• _The exercise_: Extract every line of the material below and reproduce it faithfully.

(Rows from a figure dataset)
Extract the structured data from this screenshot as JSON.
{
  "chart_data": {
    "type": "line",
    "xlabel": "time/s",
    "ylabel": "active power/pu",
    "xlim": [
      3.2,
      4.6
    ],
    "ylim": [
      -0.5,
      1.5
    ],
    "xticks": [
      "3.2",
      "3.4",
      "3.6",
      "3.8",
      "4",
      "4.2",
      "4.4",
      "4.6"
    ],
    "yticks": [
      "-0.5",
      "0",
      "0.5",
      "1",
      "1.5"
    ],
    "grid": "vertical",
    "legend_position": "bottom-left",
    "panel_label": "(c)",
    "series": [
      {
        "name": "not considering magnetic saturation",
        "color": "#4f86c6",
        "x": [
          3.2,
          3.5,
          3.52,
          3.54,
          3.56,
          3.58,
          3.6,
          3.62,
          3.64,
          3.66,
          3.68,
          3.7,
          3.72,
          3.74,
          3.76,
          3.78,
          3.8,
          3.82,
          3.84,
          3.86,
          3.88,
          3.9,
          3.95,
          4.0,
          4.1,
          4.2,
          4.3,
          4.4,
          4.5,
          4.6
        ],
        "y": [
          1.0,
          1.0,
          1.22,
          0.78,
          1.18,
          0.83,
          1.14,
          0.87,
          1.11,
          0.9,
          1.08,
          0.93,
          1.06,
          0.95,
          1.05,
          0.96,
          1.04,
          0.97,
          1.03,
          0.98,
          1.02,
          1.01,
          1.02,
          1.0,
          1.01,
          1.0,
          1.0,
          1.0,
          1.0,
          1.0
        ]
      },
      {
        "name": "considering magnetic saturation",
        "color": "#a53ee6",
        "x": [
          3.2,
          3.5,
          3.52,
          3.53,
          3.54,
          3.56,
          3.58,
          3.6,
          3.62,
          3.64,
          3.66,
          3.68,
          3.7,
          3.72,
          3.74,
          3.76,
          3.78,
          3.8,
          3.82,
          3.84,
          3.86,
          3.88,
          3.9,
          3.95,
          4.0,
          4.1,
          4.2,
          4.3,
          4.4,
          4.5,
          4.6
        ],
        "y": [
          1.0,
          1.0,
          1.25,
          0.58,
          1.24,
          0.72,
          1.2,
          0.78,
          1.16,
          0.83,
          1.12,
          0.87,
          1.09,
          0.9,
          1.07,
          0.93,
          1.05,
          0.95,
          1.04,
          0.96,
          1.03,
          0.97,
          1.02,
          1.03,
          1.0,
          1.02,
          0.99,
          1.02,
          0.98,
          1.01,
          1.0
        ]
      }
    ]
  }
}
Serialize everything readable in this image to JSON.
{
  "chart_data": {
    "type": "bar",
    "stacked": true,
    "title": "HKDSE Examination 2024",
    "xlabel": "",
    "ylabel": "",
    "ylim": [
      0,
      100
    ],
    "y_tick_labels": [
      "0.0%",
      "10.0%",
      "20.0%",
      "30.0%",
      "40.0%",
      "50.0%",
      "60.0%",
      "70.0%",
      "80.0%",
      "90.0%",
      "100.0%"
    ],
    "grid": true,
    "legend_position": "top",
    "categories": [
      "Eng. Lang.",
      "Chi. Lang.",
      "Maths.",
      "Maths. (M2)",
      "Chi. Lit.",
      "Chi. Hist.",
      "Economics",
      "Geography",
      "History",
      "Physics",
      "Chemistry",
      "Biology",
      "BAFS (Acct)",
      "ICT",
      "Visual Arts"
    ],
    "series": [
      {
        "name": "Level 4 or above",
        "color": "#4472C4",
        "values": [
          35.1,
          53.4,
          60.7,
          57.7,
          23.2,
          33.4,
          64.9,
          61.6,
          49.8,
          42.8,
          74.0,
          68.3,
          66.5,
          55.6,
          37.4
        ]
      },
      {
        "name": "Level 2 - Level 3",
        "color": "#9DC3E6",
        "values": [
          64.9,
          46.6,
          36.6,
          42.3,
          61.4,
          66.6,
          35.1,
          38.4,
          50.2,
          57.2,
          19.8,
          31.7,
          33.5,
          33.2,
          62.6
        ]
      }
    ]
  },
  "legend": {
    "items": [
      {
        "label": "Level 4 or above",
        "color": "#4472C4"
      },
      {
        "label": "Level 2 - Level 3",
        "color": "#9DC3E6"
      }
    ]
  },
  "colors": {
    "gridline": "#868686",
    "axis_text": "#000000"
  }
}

• _Result of this task_:
Extract the structured data from this screenshot as JSON.
{
  "chart_data": {
    "type": "line",
    "xlabel": "time/s",
    "ylabel": "active power/pu",
    "xlim": [
      3.2,
      4.6
    ],
    "ylim": [
      -0.5,
      1.5
    ],
    "xticks": [
      "3.2",
      "3.4",
      "3.6",
      "3.8",
      "4",
      "4.2",
      "4.4",
      "4.6"
    ],
    "yticks": [
      "-0.5",
      "0",
      "0.5",
      "1",
      "1.5"
    ],
    "grid": "vertical",
    "legend_position": "bottom-left",
    "panel_label": "(c)",
    "series": [
      {
        "name": "not considering magnetic saturation",
        "color": "#4f86c6",
        "x": [
          3.2,
          3.5,
          3.52,
          3.54,
          3.56,
          3.58,
          3.6,
          3.62,
          3.64,
          3.66,
          3.68,
          3.7,
          3.72,
          3.74,
          3.76,
          3.78,
          3.8,
          3.82,
          3.84,
          3.86,
          3.88,
          3.9,
          3.95,
          4.0,
          4.1,
          4.2,
          4.3,
          4.4,
          4.5,
          4.6
        ],
        "y": [
          1.0,
          1.0,
          1.22,
          0.78,
          1.18,
          0.83,
          1.14,
          0.87,
          1.11,
          0.9,
          1.08,
          0.93,
          1.06,
          0.95,
          1.05,
          0.96,
          1.04,
          0.97,
          1.03,
          0.98,
          1.02,
          1.01,
          1.02,
          1.0,
          1.01,
          1.0,
          1.0,
          1.0,
          1.0,
          1.0
        ]
      },
      {
        "name": "considering magnetic saturation",
        "color": "#a53ee6",
        "x": [
          3.2,
          3.5,
          3.52,
          3.53,
          3.54,
          3.56,
          3.58,
          3.6,
          3.62,
          3.64,
          3.66,
          3.68,
          3.7,
          3.72,
          3.74,
          3.76,
          3.78,
          3.8,
          3.82,
          3.84,
          3.86,
          3.88,
          3.9,
          3.95,
          4.0,
          4.1,
          4.2,
          4.3,
          4.4,
          4.5,
          4.6
        ],
        "y": [
          1.0,
          1.0,
          1.25,
          0.58,
          1.24,
          0.72,
          1.2,
          0.78,
          1.16,
          0.83,
          1.12,
          0.87,
          1.09,
          0.9,
          1.07,
          0.93,
          1.05,
          0.95,
          1.04,
          0.96,
          1.03,
          0.97,
          1.02,
          1.03,
          1.0,
          1.02,
          0.99,
          1.02,
          0.98,
          1.01,
          1.0
        ]
      }
    ]
  }
}
Serialize everything readable in this image to JSON.
{
  "chart_data": {
    "type": "bar",
    "stacked": true,
    "title": "HKDSE Examination 2024",
    "xlabel": "",
    "ylabel": "",
    "ylim": [
      0,
      100
    ],
    "y_tick_labels": [
      "0.0%",
      "10.0%",
      "20.0%",
      "30.0%",
      "40.0%",
      "50.0%",
      "60.0%",
      "70.0%",
      "80.0%",
      "90.0%",
      "100.0%"
    ],
    "grid": true,
    "legend_position": "top",
    "categories": [
      "Eng. Lang.",
      "Chi. Lang.",
      "Maths.",
      "Maths. (M2)",
      "Chi. Lit.",
      "Chi. Hist.",
      "Economics",
      "Geography",
      "History",
      "Physics",
      "Chemistry",
      "Biology",
      "BAFS (Acct)",
      "ICT",
      "Visual Arts"
    ],
    "series": [
      {
        "name": "Level 4 or above",
        "color": "#4472C4",
        "values": [
          35.1,
          53.4,
          60.7,
          57.7,
          23.2,
          33.4,
          64.9,
          61.6,
          49.8,
          42.8,
          74.0,
          68.3,
          66.5,
          55.6,
          37.4
        ]
      },
      {
        "name": "Level 2 - Level 3",
        "color": "#9DC3E6",
        "values": [
          64.9,
          46.6,
          36.6,
          42.3,
          61.4,
          66.6,
          35.1,
          38.4,
          50.2,
          57.2,
          19.8,
          31.7,
          33.5,
          33.2,
          62.6
        ]
      }
    ]
  },
  "legend": {
    "items": [
      {
        "label": "Level 4 or above",
        "color": "#4472C4"
      },
      {
        "label": "Level 2 - Level 3",
        "color": "#9DC3E6"
      }
    ]
  },
  "colors": {
    "gridline": "#868686",
    "axis_text": "#000000"
  }
}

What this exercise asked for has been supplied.